◆ **TEXT**:

***

Following the accumulation of record levels of overdue debt as the result of the COVID-19 pandemic, Her Majesty’s Revenue and Customs (HMRC) has successfully reduced the overdue debt balance to £39.4 billion (bn) as at December 2021, a reduction of £18.1 bn from the March 2021 year-end results that Kroll reported in November.
However, the underlying issue of “debt available for pursuit” continues to loom heavily on the horizon. In this article, we consider how HMRC could reduce the overdue debt balance in line with pre-COVID-19 levels (£13-16 bn), whether this is a realistic target, and what this means for you and your business.
Reduction in Overall Debt Balance
Within six months of the outbreak of COVID-19, the total debt balance soared to an all-time high of £69.5 bn. This was due to the introduction of government measures such as the automatic Value Added Tax (VAT) deferral scheme as well as an increased willingness from HMRC to support businesses that were impacted by the pandemic and looking to retain cash during a time of unprecedented uncertainty. HMRC’s collection scheme in relation to deferred VAT has clearly worked, however, there was a significant number of taxpayers that did not register for this scheme.
Since September 2020, the total debt balance has reduced in each quarter, now totalling £39.4 bn as of 31 December 2021, marking a 43% reduction over the 15 month period. In that time, VAT deferred through the government scheme has been repaid, with the final instalments due in February 2022. In addition, other Time-to-Pay (“TTP”) repayment plans agreed by HMRC over the COVID-19 period have continued to run their course and HMRC has gradually began to re-introduce debt collection activity.

***

◆ **INFORMATION SHOWN**:
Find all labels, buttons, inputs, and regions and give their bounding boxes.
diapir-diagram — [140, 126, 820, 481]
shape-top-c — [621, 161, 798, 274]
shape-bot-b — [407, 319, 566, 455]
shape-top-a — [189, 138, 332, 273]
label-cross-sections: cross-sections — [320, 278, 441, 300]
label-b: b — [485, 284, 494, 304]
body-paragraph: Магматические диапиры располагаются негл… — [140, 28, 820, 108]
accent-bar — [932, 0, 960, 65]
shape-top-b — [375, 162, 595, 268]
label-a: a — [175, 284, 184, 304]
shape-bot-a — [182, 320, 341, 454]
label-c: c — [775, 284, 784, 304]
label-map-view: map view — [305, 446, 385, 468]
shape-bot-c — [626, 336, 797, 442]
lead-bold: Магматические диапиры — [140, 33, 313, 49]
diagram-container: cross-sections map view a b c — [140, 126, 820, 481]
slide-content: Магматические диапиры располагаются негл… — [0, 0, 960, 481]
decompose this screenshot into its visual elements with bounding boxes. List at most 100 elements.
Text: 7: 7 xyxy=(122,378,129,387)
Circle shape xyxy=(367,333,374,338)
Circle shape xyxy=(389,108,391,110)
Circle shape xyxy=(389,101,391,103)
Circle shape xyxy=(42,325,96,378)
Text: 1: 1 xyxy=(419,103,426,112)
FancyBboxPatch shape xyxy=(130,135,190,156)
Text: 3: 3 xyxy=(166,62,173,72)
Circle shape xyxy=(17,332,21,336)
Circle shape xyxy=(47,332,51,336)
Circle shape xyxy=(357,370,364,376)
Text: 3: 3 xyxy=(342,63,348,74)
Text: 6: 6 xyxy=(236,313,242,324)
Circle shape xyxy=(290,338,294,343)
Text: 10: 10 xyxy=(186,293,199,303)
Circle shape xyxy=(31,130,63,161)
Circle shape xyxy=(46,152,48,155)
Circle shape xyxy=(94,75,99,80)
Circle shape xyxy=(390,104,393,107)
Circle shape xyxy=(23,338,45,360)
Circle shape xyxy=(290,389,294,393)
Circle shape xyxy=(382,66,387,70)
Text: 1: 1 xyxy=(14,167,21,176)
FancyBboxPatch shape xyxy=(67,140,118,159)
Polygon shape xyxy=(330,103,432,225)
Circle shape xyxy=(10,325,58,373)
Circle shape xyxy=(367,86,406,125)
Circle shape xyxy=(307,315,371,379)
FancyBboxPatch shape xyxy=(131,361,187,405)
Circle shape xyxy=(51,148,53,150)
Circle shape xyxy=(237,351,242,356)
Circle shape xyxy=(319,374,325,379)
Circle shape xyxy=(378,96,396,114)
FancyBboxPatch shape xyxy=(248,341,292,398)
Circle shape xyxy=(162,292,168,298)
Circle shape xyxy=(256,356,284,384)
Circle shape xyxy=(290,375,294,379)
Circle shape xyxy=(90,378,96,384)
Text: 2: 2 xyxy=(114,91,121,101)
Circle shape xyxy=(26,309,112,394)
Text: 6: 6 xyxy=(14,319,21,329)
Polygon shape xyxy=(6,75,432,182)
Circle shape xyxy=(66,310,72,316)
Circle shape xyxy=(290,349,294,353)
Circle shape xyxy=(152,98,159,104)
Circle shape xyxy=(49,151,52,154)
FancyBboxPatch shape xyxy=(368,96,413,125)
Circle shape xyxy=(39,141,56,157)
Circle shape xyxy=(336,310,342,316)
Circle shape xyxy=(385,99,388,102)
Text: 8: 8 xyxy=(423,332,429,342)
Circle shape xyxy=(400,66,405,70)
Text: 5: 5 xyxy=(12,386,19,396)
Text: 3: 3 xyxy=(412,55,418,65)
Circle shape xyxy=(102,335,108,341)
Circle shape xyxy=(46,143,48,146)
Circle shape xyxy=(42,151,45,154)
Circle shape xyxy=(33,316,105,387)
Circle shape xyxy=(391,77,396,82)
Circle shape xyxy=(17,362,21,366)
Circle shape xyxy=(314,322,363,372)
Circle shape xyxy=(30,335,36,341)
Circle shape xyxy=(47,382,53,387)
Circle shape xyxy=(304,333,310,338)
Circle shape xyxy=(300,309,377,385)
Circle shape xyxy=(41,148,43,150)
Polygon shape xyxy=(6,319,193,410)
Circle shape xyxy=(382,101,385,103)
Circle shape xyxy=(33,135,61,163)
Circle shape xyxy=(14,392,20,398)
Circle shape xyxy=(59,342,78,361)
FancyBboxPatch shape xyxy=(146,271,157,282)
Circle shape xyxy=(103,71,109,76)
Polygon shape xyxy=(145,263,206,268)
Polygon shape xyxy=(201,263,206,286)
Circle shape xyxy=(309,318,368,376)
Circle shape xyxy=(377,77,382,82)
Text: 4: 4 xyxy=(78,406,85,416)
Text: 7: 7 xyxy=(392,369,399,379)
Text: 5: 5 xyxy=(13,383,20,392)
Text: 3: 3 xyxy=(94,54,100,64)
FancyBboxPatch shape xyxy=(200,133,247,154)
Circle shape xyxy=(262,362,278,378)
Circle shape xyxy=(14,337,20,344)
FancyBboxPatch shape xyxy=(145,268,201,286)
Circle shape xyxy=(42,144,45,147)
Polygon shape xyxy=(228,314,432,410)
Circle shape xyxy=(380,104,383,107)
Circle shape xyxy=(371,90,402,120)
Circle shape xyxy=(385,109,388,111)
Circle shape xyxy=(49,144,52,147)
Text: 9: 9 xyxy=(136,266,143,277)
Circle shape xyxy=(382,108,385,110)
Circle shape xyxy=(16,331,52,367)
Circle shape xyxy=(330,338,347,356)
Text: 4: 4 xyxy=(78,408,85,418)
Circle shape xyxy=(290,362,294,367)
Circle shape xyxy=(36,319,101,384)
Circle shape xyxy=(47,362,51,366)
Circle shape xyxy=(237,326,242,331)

***

◆ **SET OF TASKS**:
A: Check each statement against the HMRC debt text. Give yes or no and quote the words of the text that decide it.
(i) HMRC brought the overdue debt balance down to £39.4 bn as at December 2021.
(ii) Within six months of the outbreak of COVID-19, the total debt balance reached an all-time high of £69.5 bn.
(iii) The final instalments of VAT deferred through the government scheme were due in March 2022.
B: Please answer these questions from the HMRC debt text.
(i) What range does it give for pre-COVID-19 overdue debt levels?
(ii) How much lower is the December 2021 overdue debt balance than the March 2021 year-end figure?
(iii) By what percentage did the total debt balance fall over the 15 month period?
C: List every distinct sum of money in pounds that appears in the HMRC debt text.

◆ **OUTPUTS BY TASK**:
A:
(i) Yes: "has successfully reduced the overdue debt balance to £39.4 billion (bn) as at December 2021"
(ii) Yes: "Within six months of the outbreak of COVID-19, the total debt balance soared to an all-time high of £69.5 bn."
(iii) No: "with the final instalments due in February 2022"

B:
(i) £13-16 bn
(ii) £18.1 bn
(iii) 43%

C:
£39.4 bn
£18.1 bn
£13-16 bn
£69.5 bn